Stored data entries
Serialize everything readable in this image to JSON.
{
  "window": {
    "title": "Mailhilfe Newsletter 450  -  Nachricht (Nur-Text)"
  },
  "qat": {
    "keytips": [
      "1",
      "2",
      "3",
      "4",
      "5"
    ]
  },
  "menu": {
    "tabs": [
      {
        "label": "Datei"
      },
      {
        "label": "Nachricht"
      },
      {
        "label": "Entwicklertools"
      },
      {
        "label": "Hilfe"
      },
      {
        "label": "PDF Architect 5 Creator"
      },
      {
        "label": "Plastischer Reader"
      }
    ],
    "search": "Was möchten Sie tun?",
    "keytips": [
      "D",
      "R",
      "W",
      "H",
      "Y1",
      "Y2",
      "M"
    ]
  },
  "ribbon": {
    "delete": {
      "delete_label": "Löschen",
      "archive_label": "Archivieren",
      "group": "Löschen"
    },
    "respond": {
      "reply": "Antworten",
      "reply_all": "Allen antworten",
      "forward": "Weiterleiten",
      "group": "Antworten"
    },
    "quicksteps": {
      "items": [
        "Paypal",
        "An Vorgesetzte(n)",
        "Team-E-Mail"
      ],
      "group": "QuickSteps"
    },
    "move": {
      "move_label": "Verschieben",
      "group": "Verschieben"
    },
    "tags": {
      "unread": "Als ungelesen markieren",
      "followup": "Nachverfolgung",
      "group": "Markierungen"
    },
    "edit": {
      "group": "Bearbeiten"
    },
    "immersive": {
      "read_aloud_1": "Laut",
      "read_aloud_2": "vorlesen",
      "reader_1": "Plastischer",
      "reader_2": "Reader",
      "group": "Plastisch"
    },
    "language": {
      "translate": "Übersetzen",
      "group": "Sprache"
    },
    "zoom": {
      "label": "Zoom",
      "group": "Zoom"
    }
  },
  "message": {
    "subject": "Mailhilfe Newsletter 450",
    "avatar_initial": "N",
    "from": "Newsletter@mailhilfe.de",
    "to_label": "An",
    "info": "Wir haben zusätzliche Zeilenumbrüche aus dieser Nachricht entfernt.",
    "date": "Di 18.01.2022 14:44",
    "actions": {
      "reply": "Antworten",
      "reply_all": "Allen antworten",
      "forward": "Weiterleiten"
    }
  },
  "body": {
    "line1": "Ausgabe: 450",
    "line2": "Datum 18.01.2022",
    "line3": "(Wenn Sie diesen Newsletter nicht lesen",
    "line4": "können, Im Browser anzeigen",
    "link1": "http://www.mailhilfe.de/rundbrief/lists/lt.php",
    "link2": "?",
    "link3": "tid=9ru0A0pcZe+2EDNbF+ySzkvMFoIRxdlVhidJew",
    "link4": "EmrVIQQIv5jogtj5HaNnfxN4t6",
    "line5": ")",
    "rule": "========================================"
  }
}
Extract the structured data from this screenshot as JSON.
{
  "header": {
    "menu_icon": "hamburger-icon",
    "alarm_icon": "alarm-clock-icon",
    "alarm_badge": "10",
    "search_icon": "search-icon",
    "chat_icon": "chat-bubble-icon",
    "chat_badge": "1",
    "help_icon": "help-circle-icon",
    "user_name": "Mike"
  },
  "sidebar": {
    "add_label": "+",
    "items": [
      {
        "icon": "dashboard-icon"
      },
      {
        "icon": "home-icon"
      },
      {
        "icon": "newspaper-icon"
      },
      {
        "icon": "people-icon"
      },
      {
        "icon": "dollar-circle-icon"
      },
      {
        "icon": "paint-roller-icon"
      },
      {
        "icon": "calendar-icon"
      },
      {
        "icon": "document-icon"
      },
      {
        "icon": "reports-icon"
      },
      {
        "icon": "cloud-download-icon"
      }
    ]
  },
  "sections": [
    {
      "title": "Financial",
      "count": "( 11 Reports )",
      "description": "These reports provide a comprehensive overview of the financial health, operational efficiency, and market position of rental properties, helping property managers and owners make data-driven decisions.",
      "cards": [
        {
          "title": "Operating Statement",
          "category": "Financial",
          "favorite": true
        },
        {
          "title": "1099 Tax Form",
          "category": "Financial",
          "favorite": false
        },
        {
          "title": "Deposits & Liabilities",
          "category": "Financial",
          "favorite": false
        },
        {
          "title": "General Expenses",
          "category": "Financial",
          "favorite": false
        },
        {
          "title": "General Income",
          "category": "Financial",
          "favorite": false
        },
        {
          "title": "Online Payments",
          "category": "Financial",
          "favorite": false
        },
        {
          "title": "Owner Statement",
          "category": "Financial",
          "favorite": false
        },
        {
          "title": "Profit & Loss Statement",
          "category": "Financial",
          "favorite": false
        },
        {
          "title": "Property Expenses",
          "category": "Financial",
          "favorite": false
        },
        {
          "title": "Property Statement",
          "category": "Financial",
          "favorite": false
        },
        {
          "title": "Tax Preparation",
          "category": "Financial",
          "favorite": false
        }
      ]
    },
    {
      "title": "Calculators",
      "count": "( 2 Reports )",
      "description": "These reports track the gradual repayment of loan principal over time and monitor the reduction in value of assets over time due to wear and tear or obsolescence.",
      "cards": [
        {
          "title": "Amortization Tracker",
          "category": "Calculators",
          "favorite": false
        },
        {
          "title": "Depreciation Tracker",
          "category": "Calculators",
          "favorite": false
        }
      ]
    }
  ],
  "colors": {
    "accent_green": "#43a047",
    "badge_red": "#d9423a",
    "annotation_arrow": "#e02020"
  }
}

The task => From the records, copy every line that has the string "search" in it.

Complete output =>
    "search": "Was möchten Sie tun?",
    "search_icon": "search-icon",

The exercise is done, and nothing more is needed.